Exercise prompt: Go over the entries below line by line, copying each one that contains the word "Brent原油现货价格变化幅度".

Extracted data entries:

=====

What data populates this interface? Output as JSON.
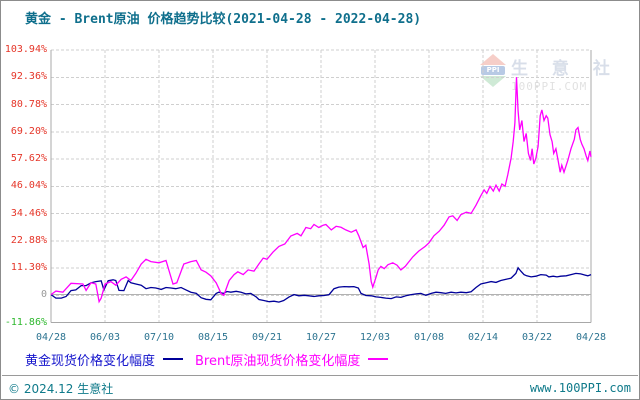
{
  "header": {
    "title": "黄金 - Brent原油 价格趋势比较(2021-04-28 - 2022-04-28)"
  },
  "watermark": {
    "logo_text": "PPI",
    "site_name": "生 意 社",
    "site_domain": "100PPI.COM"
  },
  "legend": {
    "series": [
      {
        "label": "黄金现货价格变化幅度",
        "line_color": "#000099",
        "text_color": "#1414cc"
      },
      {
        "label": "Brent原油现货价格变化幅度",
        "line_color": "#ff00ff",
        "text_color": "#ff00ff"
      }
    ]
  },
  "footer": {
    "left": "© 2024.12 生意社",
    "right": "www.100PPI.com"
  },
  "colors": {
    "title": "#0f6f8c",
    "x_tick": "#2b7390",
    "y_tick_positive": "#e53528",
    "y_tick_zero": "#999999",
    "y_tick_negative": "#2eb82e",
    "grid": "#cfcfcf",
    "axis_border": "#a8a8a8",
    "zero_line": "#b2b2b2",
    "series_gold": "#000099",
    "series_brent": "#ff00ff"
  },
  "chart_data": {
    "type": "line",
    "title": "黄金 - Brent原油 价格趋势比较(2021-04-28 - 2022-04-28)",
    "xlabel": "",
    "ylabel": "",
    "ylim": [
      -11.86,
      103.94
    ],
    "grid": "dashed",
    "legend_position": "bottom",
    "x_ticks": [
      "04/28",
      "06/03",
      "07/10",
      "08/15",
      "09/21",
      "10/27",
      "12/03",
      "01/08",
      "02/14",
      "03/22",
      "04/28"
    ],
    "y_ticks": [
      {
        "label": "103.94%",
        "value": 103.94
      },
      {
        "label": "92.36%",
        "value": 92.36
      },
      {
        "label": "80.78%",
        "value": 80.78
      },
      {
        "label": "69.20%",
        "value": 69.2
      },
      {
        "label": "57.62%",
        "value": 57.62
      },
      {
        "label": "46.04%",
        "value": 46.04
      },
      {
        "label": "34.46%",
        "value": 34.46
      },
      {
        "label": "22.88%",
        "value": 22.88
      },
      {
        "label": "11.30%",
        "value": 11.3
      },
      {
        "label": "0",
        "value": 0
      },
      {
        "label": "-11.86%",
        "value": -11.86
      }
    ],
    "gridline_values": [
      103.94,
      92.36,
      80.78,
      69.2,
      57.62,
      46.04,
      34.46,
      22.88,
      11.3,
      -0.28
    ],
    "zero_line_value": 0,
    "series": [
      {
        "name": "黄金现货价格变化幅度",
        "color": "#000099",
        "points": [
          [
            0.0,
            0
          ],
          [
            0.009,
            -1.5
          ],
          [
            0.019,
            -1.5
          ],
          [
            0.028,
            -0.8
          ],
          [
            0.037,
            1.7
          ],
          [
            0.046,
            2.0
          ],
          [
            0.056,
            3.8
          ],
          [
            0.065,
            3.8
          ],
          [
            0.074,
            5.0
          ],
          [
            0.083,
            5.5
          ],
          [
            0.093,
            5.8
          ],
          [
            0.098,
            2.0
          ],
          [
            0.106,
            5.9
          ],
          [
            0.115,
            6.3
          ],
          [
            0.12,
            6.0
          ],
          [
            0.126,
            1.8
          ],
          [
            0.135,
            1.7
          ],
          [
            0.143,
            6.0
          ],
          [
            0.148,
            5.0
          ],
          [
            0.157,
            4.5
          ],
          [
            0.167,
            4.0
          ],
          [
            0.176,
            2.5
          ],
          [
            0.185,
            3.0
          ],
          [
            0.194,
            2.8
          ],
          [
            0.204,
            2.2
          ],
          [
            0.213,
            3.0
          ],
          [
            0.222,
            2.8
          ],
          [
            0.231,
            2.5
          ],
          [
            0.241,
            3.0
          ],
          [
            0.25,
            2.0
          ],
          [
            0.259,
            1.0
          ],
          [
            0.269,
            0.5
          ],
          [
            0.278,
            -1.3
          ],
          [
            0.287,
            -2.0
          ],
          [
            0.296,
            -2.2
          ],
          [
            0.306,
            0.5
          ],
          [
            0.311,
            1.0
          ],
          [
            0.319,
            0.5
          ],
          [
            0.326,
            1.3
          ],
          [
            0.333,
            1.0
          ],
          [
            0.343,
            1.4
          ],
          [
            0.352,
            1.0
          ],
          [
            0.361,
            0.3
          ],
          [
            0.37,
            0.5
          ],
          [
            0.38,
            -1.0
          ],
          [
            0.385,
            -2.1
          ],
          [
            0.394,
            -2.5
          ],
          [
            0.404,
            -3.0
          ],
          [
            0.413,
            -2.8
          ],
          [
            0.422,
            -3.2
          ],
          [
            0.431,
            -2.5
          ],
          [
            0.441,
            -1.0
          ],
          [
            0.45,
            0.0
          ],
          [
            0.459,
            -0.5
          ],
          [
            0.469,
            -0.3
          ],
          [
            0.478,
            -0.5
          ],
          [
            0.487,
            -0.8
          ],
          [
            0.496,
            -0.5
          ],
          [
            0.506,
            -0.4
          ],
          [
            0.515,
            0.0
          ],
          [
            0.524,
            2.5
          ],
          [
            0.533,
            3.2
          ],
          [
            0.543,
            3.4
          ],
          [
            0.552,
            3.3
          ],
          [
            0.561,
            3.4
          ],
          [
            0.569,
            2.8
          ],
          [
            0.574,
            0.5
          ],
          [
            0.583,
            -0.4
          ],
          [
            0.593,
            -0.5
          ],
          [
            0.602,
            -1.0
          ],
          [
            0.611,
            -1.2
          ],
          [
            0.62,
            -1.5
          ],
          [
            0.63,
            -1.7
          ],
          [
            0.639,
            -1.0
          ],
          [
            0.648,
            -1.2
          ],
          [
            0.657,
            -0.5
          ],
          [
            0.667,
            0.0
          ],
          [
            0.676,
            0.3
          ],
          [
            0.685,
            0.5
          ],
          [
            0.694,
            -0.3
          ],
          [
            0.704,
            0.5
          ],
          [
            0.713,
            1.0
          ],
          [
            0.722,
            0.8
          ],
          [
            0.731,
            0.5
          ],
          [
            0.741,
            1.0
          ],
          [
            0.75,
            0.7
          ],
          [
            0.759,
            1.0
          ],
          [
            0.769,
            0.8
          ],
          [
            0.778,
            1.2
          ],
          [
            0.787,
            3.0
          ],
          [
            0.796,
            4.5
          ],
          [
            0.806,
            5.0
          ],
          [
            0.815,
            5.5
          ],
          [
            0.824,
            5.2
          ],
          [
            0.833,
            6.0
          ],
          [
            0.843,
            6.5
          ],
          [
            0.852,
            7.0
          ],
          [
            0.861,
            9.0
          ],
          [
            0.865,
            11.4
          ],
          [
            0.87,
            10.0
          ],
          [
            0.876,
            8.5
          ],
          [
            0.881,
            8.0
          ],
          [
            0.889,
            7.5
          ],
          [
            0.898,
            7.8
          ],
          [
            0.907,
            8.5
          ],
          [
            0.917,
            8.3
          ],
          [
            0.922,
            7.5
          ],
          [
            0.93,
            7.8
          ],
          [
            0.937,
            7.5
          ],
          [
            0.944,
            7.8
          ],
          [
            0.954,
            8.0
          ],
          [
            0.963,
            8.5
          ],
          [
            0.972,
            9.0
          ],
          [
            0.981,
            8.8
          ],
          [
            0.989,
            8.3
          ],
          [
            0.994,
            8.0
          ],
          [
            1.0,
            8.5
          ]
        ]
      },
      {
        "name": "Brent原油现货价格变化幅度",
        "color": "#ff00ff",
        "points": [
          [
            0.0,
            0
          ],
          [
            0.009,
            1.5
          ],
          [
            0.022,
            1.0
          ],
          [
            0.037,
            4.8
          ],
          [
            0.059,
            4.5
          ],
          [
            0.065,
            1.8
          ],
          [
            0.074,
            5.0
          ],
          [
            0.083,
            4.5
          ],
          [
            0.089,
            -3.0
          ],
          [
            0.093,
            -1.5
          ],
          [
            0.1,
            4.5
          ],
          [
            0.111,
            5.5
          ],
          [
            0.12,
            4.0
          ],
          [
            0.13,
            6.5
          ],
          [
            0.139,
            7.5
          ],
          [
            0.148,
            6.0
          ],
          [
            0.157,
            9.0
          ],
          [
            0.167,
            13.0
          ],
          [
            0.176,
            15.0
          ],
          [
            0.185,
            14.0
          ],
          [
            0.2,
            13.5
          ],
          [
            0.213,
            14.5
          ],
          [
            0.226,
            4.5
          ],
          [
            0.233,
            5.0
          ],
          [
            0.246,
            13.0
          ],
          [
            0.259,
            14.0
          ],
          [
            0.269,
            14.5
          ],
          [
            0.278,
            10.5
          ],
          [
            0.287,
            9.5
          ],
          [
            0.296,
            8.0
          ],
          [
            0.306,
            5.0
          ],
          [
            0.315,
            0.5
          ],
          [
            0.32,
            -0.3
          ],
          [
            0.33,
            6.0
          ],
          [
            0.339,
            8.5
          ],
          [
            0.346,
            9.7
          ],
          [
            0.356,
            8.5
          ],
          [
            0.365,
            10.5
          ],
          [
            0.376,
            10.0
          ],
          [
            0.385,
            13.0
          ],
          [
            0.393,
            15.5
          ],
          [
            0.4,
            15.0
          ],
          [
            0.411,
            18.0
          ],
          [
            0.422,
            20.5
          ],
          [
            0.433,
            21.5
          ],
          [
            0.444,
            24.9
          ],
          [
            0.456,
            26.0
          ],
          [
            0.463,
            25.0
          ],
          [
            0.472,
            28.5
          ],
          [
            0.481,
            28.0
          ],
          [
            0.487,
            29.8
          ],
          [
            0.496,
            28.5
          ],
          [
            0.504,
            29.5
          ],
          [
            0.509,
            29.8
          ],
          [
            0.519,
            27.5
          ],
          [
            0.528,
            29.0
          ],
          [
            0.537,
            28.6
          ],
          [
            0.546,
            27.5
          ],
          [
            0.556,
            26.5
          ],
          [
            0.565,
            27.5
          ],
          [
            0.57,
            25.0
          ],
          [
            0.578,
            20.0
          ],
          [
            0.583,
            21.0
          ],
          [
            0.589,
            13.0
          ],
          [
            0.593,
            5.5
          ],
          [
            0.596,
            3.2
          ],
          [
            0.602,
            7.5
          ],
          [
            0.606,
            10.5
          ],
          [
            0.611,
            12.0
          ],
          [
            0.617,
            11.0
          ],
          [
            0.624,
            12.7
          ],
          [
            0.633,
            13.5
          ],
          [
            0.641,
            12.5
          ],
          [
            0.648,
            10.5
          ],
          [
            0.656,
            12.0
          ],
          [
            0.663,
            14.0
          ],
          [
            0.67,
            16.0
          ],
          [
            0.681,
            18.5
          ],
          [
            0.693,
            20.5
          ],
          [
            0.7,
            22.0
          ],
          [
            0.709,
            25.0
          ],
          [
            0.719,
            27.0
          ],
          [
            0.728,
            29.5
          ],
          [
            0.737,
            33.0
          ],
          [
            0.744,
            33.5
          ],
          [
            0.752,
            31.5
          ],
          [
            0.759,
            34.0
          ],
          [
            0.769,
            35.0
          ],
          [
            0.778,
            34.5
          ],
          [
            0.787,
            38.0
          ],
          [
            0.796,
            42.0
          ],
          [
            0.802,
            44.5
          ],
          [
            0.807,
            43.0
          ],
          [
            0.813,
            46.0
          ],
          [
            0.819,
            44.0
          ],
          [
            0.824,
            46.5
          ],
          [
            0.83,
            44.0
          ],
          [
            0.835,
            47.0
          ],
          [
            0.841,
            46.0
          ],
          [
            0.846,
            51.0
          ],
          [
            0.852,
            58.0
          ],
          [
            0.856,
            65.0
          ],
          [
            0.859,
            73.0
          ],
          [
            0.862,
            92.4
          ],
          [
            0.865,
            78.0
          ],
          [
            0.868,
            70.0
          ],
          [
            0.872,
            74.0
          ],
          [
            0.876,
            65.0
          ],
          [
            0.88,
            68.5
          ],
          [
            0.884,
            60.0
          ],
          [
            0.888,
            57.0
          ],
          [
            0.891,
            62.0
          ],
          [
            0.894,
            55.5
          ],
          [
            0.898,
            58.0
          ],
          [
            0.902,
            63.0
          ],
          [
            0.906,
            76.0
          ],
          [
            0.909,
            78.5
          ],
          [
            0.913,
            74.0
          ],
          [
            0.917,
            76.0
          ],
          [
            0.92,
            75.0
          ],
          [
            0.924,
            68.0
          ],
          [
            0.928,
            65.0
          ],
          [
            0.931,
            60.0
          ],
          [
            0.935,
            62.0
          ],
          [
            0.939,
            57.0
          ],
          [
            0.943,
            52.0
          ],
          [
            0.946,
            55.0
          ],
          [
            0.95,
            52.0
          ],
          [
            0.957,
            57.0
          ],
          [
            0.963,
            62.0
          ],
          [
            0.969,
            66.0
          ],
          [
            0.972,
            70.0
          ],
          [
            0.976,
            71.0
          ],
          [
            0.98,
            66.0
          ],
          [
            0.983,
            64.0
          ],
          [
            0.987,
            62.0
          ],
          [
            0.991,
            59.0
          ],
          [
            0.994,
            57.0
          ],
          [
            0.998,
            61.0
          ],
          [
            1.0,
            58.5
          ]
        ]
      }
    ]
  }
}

=====

The reply:
        "label": "Brent原油现货价格变化幅度",
        "name": "Brent原油现货价格变化幅度",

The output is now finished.